Exercise requirements.
Retype the material below. Keep every word exactly as it is.

Available records.

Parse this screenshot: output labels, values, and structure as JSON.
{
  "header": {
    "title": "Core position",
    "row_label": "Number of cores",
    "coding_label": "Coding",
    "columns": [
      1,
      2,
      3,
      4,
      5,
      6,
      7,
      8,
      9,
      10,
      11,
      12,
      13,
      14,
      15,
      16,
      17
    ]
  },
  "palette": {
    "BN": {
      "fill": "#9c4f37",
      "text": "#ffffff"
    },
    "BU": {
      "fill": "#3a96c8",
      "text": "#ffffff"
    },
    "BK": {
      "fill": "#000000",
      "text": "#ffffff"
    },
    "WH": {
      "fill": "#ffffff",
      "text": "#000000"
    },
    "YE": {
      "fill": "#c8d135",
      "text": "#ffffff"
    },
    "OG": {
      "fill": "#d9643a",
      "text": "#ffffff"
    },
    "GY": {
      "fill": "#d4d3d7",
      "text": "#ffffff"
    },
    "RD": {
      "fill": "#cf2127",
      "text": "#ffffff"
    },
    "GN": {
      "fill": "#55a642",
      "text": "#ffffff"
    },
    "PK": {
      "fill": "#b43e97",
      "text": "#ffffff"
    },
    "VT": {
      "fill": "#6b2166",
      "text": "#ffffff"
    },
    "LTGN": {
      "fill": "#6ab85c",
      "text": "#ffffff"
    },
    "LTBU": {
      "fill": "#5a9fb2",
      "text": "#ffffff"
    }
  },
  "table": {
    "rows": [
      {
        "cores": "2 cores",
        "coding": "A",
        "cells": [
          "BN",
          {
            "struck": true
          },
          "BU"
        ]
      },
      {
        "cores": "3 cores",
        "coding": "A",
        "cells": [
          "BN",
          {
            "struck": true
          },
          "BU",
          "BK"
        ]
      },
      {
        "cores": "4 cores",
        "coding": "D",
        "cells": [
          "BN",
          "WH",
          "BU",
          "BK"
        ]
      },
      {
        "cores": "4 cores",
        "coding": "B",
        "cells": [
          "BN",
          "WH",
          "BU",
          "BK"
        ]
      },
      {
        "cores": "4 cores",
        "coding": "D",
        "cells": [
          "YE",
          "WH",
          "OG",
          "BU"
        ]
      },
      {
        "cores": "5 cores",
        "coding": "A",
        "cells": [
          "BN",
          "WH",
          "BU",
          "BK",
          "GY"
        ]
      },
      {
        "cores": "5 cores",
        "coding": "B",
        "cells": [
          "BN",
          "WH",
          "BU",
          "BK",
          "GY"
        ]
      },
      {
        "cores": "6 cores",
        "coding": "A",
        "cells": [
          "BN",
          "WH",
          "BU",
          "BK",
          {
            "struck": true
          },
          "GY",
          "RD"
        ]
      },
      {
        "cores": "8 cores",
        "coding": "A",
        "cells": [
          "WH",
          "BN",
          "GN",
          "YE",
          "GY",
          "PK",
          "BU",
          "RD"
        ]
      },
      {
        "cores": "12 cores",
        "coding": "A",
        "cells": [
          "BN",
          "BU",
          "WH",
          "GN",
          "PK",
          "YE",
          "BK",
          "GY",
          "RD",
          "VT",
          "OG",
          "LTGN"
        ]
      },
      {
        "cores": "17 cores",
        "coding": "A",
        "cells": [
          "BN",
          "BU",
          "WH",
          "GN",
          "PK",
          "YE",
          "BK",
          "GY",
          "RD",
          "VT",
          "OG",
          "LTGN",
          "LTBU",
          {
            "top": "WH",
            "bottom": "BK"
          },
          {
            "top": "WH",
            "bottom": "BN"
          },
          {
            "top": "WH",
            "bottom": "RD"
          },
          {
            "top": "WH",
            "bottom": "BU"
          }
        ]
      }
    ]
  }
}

Answer to this task.
Parse this screenshot: output labels, values, and structure as JSON.
{
  "header": {
    "title": "Core position",
    "row_label": "Number of cores",
    "coding_label": "Coding",
    "columns": [
      1,
      2,
      3,
      4,
      5,
      6,
      7,
      8,
      9,
      10,
      11,
      12,
      13,
      14,
      15,
      16,
      17
    ]
  },
  "palette": {
    "BN": {
      "fill": "#9c4f37",
      "text": "#ffffff"
    },
    "BU": {
      "fill": "#3a96c8",
      "text": "#ffffff"
    },
    "BK": {
      "fill": "#000000",
      "text": "#ffffff"
    },
    "WH": {
      "fill": "#ffffff",
      "text": "#000000"
    },
    "YE": {
      "fill": "#c8d135",
      "text": "#ffffff"
    },
    "OG": {
      "fill": "#d9643a",
      "text": "#ffffff"
    },
    "GY": {
      "fill": "#d4d3d7",
      "text": "#ffffff"
    },
    "RD": {
      "fill": "#cf2127",
      "text": "#ffffff"
    },
    "GN": {
      "fill": "#55a642",
      "text": "#ffffff"
    },
    "PK": {
      "fill": "#b43e97",
      "text": "#ffffff"
    },
    "VT": {
      "fill": "#6b2166",
      "text": "#ffffff"
    },
    "LTGN": {
      "fill": "#6ab85c",
      "text": "#ffffff"
    },
    "LTBU": {
      "fill": "#5a9fb2",
      "text": "#ffffff"
    }
  },
  "table": {
    "rows": [
      {
        "cores": "2 cores",
        "coding": "A",
        "cells": [
          "BN",
          {
            "struck": true
          },
          "BU"
        ]
      },
      {
        "cores": "3 cores",
        "coding": "A",
        "cells": [
          "BN",
          {
            "struck": true
          },
          "BU",
          "BK"
        ]
      },
      {
        "cores": "4 cores",
        "coding": "D",
        "cells": [
          "BN",
          "WH",
          "BU",
          "BK"
        ]
      },
      {
        "cores": "4 cores",
        "coding": "B",
        "cells": [
          "BN",
          "WH",
          "BU",
          "BK"
        ]
      },
      {
        "cores": "4 cores",
        "coding": "D",
        "cells": [
          "YE",
          "WH",
          "OG",
          "BU"
        ]
      },
      {
        "cores": "5 cores",
        "coding": "A",
        "cells": [
          "BN",
          "WH",
          "BU",
          "BK",
          "GY"
        ]
      },
      {
        "cores": "5 cores",
        "coding": "B",
        "cells": [
          "BN",
          "WH",
          "BU",
          "BK",
          "GY"
        ]
      },
      {
        "cores": "6 cores",
        "coding": "A",
        "cells": [
          "BN",
          "WH",
          "BU",
          "BK",
          {
            "struck": true
          },
          "GY",
          "RD"
        ]
      },
      {
        "cores": "8 cores",
        "coding": "A",
        "cells": [
          "WH",
          "BN",
          "GN",
          "YE",
          "GY",
          "PK",
          "BU",
          "RD"
        ]
      },
      {
        "cores": "12 cores",
        "coding": "A",
        "cells": [
          "BN",
          "BU",
          "WH",
          "GN",
          "PK",
          "YE",
          "BK",
          "GY",
          "RD",
          "VT",
          "OG",
          "LTGN"
        ]
      },
      {
        "cores": "17 cores",
        "coding": "A",
        "cells": [
          "BN",
          "BU",
          "WH",
          "GN",
          "PK",
          "YE",
          "BK",
          "GY",
          "RD",
          "VT",
          "OG",
          "LTGN",
          "LTBU",
          {
            "top": "WH",
            "bottom": "BK"
          },
          {
            "top": "WH",
            "bottom": "BN"
          },
          {
            "top": "WH",
            "bottom": "RD"
          },
          {
            "top": "WH",
            "bottom": "BU"
          }
        ]
      }
    ]
  }
}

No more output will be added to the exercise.